-- BEGIN DATA --
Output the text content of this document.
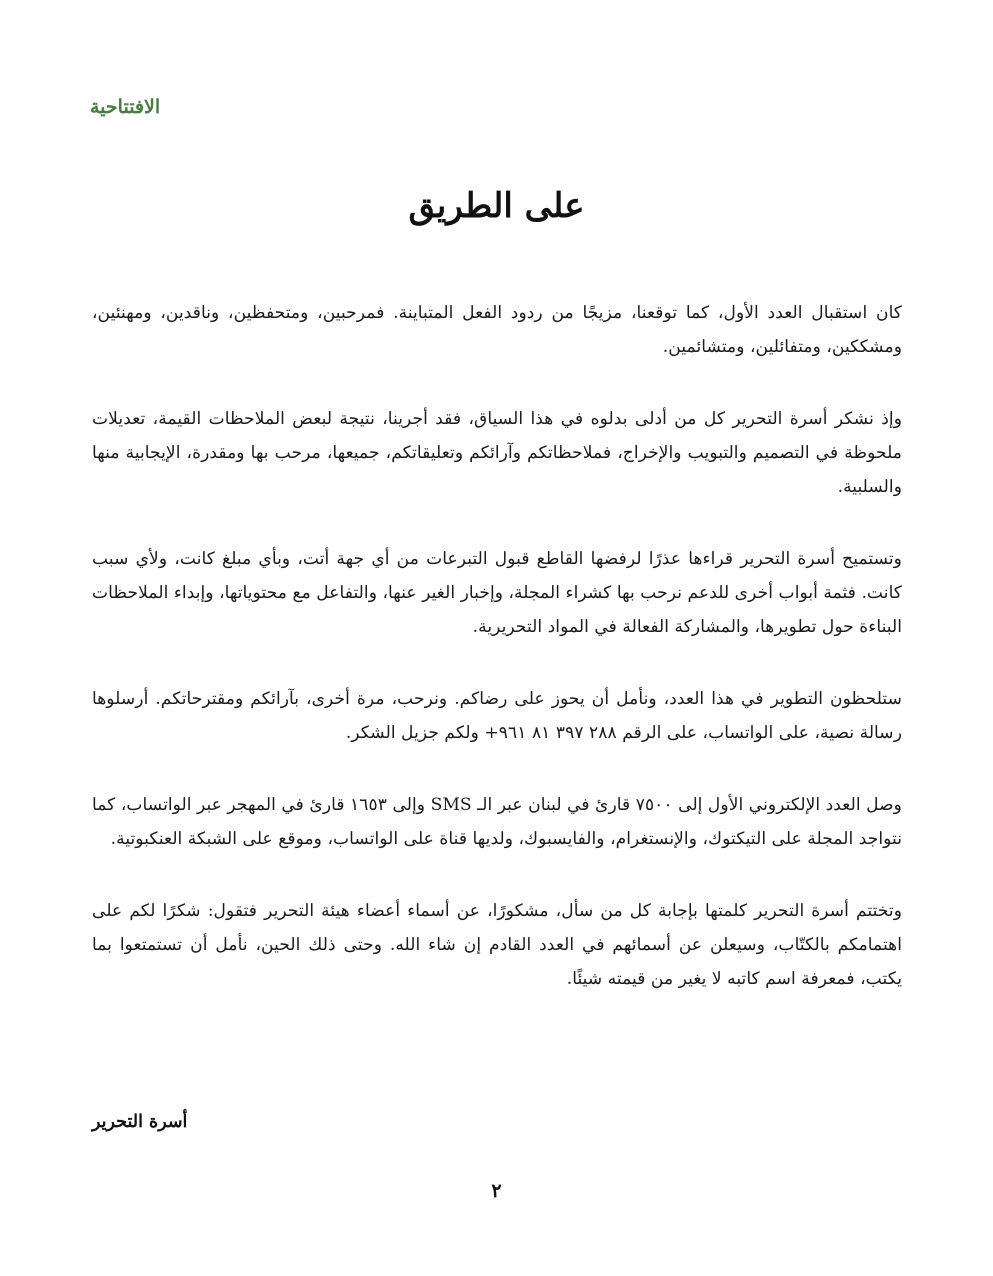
الافتتاحية
على الطريق

كان استقبال العدد الأول، كما توقعنا، مزيجًا من ردود الفعل المتباينة. فمرحبين، ومتحفظين، وناقدين، ومهنئين، ومشككين، ومتفائلين، ومتشائمين.

وإذ نشكر أسرة التحرير كل من أدلى بدلوه في هذا السياق، فقد أجرينا، نتيجة لبعض الملاحظات القيمة، تعديلات ملحوظة في التصميم والتبويب والإخراج، فملاحظاتكم وآرائكم وتعليقاتكم، جميعها، مرحب بها ومقدرة، الإيجابية منها والسلبية.

وتستميح أسرة التحرير قراءها عذرًا لرفضها القاطع قبول التبرعات من أي جهة أتت، وبأي مبلغ كانت، ولأي سبب كانت. فثمة أبواب أخرى للدعم نرحب بها كشراء المجلة، وإخبار الغير عنها، والتفاعل مع محتوياتها، وإبداء الملاحظات البناءة حول تطويرها، والمشاركة الفعالة في المواد التحريرية.

ستلحظون التطوير في هذا العدد، ونأمل أن يحوز على رضاكم. ونرحب، مرة أخرى، بآرائكم ومقترحاتكم. أرسلوها رسالة نصية، على الواتساب، على الرقم ٢٨٨ ٣٩٧ ٨١ ٩٦١+ ولكم جزيل الشكر.

وصل العدد الإلكتروني الأول إلى ٧٥٠٠ قارئ في لبنان عبر الـ SMS وإلى ١٦٥٣ قارئ في المهجر عبر الواتساب، كما نتواجد المجلة على التيكتوك، والإنستغرام، والفايسبوك، ولديها قناة على الواتساب، وموقع على الشبكة العنكبوتية.

وتختتم أسرة التحرير كلمتها بإجابة كل من سأل، مشكورًا، عن أسماء أعضاء هيئة التحرير فتقول: شكرًا لكم على اهتمامكم بالكتّاب، وسيعلن عن أسمائهم في العدد القادم إن شاء الله. وحتى ذلك الحين، نأمل أن تستمتعوا بما يكتب، فمعرفة اسم كاتبه لا يغير من قيمته شيئًا.

أسرة التحرير
٢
-- END DATA --
▶ _WHAT YOU NEED TO DO_
List all lines above in which the string "الملاحظات" appears.

▶ _OUTPUT BELOW_
وإذ نشكر أسرة التحرير كل من أدلى بدلوه في هذا السياق، فقد أجرينا، نتيجة لبعض الملاحظات القيمة، تعديلات ملحوظة في التصميم والتبويب والإخراج، فملاحظاتكم وآرائكم وتعليقاتكم، جميعها، مرحب بها ومقدرة، الإيجابية منها والسلبية.
وتستميح أسرة التحرير قراءها عذرًا لرفضها القاطع قبول التبرعات من أي جهة أتت، وبأي مبلغ كانت، ولأي سبب كانت. فثمة أبواب أخرى للدعم نرحب بها كشراء المجلة، وإخبار الغير عنها، والتفاعل مع محتوياتها، وإبداء الملاحظات البناءة حول تطويرها، والمشاركة الفعالة في المواد التحريرية.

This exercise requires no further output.